Stated goal: From the listing that follows, extract every line and set it down unaltered.

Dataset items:
+ + + + + + +

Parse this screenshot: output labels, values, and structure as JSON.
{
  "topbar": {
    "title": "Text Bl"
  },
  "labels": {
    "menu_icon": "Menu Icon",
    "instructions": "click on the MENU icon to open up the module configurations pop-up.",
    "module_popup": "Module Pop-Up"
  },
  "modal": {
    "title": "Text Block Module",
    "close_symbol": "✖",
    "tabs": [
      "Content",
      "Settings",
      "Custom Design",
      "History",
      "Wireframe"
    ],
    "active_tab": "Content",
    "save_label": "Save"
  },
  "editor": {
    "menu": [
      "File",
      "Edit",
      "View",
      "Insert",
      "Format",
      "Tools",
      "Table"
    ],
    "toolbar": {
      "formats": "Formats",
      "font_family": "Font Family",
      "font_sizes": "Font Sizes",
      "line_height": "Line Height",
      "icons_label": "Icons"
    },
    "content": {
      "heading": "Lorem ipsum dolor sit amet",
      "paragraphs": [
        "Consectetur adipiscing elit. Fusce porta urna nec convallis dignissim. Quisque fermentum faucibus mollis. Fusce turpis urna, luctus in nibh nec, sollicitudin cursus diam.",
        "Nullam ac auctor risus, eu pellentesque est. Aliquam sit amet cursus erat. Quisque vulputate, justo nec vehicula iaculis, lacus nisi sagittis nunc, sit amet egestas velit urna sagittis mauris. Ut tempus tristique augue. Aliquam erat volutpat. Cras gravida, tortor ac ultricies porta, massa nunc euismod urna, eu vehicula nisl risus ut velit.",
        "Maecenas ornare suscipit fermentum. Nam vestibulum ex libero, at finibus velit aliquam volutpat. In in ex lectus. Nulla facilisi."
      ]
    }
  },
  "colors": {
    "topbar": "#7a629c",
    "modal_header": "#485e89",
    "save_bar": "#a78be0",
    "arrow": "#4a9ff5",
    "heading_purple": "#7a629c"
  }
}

+ + + + + + +

Result of this exercise:
Parse this screenshot: output labels, values, and structure as JSON.
{
  "topbar": {
    "title": "Text Bl"
  },
  "labels": {
    "menu_icon": "Menu Icon",
    "instructions": "click on the MENU icon to open up the module configurations pop-up.",
    "module_popup": "Module Pop-Up"
  },
  "modal": {
    "title": "Text Block Module",
    "close_symbol": "✖",
    "tabs": [
      "Content",
      "Settings",
      "Custom Design",
      "History",
      "Wireframe"
    ],
    "active_tab": "Content",
    "save_label": "Save"
  },
  "editor": {
    "menu": [
      "File",
      "Edit",
      "View",
      "Insert",
      "Format",
      "Tools",
      "Table"
    ],
    "toolbar": {
      "formats": "Formats",
      "font_family": "Font Family",
      "font_sizes": "Font Sizes",
      "line_height": "Line Height",
      "icons_label": "Icons"
    },
    "content": {
      "heading": "Lorem ipsum dolor sit amet",
      "paragraphs": [
        "Consectetur adipiscing elit. Fusce porta urna nec convallis dignissim. Quisque fermentum faucibus mollis. Fusce turpis urna, luctus in nibh nec, sollicitudin cursus diam.",
        "Nullam ac auctor risus, eu pellentesque est. Aliquam sit amet cursus erat. Quisque vulputate, justo nec vehicula iaculis, lacus nisi sagittis nunc, sit amet egestas velit urna sagittis mauris. Ut tempus tristique augue. Aliquam erat volutpat. Cras gravida, tortor ac ultricies porta, massa nunc euismod urna, eu vehicula nisl risus ut velit.",
        "Maecenas ornare suscipit fermentum. Nam vestibulum ex libero, at finibus velit aliquam volutpat. In in ex lectus. Nulla facilisi."
      ]
    }
  },
  "colors": {
    "topbar": "#7a629c",
    "modal_header": "#485e89",
    "save_bar": "#a78be0",
    "arrow": "#4a9ff5",
    "heading_purple": "#7a629c"
  }
}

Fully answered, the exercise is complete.